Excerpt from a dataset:
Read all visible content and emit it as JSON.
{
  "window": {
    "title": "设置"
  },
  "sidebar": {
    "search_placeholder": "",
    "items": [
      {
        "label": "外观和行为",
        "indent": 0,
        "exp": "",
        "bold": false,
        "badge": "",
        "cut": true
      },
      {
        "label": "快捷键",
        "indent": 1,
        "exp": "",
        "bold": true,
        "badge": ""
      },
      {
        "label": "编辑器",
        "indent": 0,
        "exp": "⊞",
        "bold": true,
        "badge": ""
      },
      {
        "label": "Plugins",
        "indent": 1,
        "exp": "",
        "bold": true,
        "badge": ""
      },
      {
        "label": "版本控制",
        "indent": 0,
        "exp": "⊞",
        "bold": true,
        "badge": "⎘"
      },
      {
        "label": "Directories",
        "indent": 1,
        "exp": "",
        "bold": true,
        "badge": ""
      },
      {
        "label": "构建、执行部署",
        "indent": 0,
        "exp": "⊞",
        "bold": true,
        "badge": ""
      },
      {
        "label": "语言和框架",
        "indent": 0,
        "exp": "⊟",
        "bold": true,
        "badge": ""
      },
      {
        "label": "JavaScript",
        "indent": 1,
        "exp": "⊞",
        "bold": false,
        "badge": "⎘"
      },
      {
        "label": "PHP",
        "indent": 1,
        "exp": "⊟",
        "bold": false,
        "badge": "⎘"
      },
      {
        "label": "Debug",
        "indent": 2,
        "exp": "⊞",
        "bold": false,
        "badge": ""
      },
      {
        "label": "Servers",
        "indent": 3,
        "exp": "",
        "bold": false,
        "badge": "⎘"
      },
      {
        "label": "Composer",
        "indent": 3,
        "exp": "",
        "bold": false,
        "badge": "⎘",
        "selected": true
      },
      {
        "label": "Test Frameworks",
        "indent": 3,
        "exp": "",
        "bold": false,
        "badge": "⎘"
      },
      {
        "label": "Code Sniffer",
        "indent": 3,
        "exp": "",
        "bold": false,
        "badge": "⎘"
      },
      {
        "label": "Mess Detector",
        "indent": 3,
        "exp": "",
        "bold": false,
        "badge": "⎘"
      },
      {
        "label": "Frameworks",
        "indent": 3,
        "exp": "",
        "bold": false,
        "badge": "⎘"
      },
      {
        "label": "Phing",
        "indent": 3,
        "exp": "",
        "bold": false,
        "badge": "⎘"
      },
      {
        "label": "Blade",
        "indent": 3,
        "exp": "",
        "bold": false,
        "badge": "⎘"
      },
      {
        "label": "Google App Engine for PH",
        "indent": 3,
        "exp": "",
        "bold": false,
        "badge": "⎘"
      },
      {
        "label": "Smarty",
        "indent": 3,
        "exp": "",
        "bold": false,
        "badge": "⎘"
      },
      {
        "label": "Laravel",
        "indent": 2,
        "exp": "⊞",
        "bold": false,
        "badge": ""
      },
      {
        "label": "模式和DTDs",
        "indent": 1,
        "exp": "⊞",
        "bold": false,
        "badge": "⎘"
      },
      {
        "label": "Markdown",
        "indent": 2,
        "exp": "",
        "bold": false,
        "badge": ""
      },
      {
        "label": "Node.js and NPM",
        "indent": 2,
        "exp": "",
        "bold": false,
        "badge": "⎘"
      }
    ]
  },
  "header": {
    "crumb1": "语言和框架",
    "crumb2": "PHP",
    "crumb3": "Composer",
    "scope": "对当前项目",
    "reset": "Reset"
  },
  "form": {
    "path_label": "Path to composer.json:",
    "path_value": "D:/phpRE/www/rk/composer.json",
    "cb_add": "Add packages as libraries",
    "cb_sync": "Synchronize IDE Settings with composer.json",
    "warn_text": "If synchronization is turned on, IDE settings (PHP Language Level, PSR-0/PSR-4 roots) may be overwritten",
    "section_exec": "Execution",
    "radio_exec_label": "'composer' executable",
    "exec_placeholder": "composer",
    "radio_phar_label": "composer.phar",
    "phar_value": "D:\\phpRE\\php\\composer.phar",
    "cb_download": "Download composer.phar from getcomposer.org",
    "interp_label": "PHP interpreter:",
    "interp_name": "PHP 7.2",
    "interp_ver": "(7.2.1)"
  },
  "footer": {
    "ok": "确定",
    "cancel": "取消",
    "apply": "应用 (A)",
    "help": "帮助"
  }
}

• **Task objective**
Set down the entries above again, word for word.

• **Solution**
Read all visible content and emit it as JSON.
{
  "window": {
    "title": "设置"
  },
  "sidebar": {
    "search_placeholder": "",
    "items": [
      {
        "label": "外观和行为",
        "indent": 0,
        "exp": "",
        "bold": false,
        "badge": "",
        "cut": true
      },
      {
        "label": "快捷键",
        "indent": 1,
        "exp": "",
        "bold": true,
        "badge": ""
      },
      {
        "label": "编辑器",
        "indent": 0,
        "exp": "⊞",
        "bold": true,
        "badge": ""
      },
      {
        "label": "Plugins",
        "indent": 1,
        "exp": "",
        "bold": true,
        "badge": ""
      },
      {
        "label": "版本控制",
        "indent": 0,
        "exp": "⊞",
        "bold": true,
        "badge": "⎘"
      },
      {
        "label": "Directories",
        "indent": 1,
        "exp": "",
        "bold": true,
        "badge": ""
      },
      {
        "label": "构建、执行部署",
        "indent": 0,
        "exp": "⊞",
        "bold": true,
        "badge": ""
      },
      {
        "label": "语言和框架",
        "indent": 0,
        "exp": "⊟",
        "bold": true,
        "badge": ""
      },
      {
        "label": "JavaScript",
        "indent": 1,
        "exp": "⊞",
        "bold": false,
        "badge": "⎘"
      },
      {
        "label": "PHP",
        "indent": 1,
        "exp": "⊟",
        "bold": false,
        "badge": "⎘"
      },
      {
        "label": "Debug",
        "indent": 2,
        "exp": "⊞",
        "bold": false,
        "badge": ""
      },
      {
        "label": "Servers",
        "indent": 3,
        "exp": "",
        "bold": false,
        "badge": "⎘"
      },
      {
        "label": "Composer",
        "indent": 3,
        "exp": "",
        "bold": false,
        "badge": "⎘",
        "selected": true
      },
      {
        "label": "Test Frameworks",
        "indent": 3,
        "exp": "",
        "bold": false,
        "badge": "⎘"
      },
      {
        "label": "Code Sniffer",
        "indent": 3,
        "exp": "",
        "bold": false,
        "badge": "⎘"
      },
      {
        "label": "Mess Detector",
        "indent": 3,
        "exp": "",
        "bold": false,
        "badge": "⎘"
      },
      {
        "label": "Frameworks",
        "indent": 3,
        "exp": "",
        "bold": false,
        "badge": "⎘"
      },
      {
        "label": "Phing",
        "indent": 3,
        "exp": "",
        "bold": false,
        "badge": "⎘"
      },
      {
        "label": "Blade",
        "indent": 3,
        "exp": "",
        "bold": false,
        "badge": "⎘"
      },
      {
        "label": "Google App Engine for PH",
        "indent": 3,
        "exp": "",
        "bold": false,
        "badge": "⎘"
      },
      {
        "label": "Smarty",
        "indent": 3,
        "exp": "",
        "bold": false,
        "badge": "⎘"
      },
      {
        "label": "Laravel",
        "indent": 2,
        "exp": "⊞",
        "bold": false,
        "badge": ""
      },
      {
        "label": "模式和DTDs",
        "indent": 1,
        "exp": "⊞",
        "bold": false,
        "badge": "⎘"
      },
      {
        "label": "Markdown",
        "indent": 2,
        "exp": "",
        "bold": false,
        "badge": ""
      },
      {
        "label": "Node.js and NPM",
        "indent": 2,
        "exp": "",
        "bold": false,
        "badge": "⎘"
      }
    ]
  },
  "header": {
    "crumb1": "语言和框架",
    "crumb2": "PHP",
    "crumb3": "Composer",
    "scope": "对当前项目",
    "reset": "Reset"
  },
  "form": {
    "path_label": "Path to composer.json:",
    "path_value": "D:/phpRE/www/rk/composer.json",
    "cb_add": "Add packages as libraries",
    "cb_sync": "Synchronize IDE Settings with composer.json",
    "warn_text": "If synchronization is turned on, IDE settings (PHP Language Level, PSR-0/PSR-4 roots) may be overwritten",
    "section_exec": "Execution",
    "radio_exec_label": "'composer' executable",
    "exec_placeholder": "composer",
    "radio_phar_label": "composer.phar",
    "phar_value": "D:\\phpRE\\php\\composer.phar",
    "cb_download": "Download composer.phar from getcomposer.org",
    "interp_label": "PHP interpreter:",
    "interp_name": "PHP 7.2",
    "interp_ver": "(7.2.1)"
  },
  "footer": {
    "ok": "确定",
    "cancel": "取消",
    "apply": "应用 (A)",
    "help": "帮助"
  }
}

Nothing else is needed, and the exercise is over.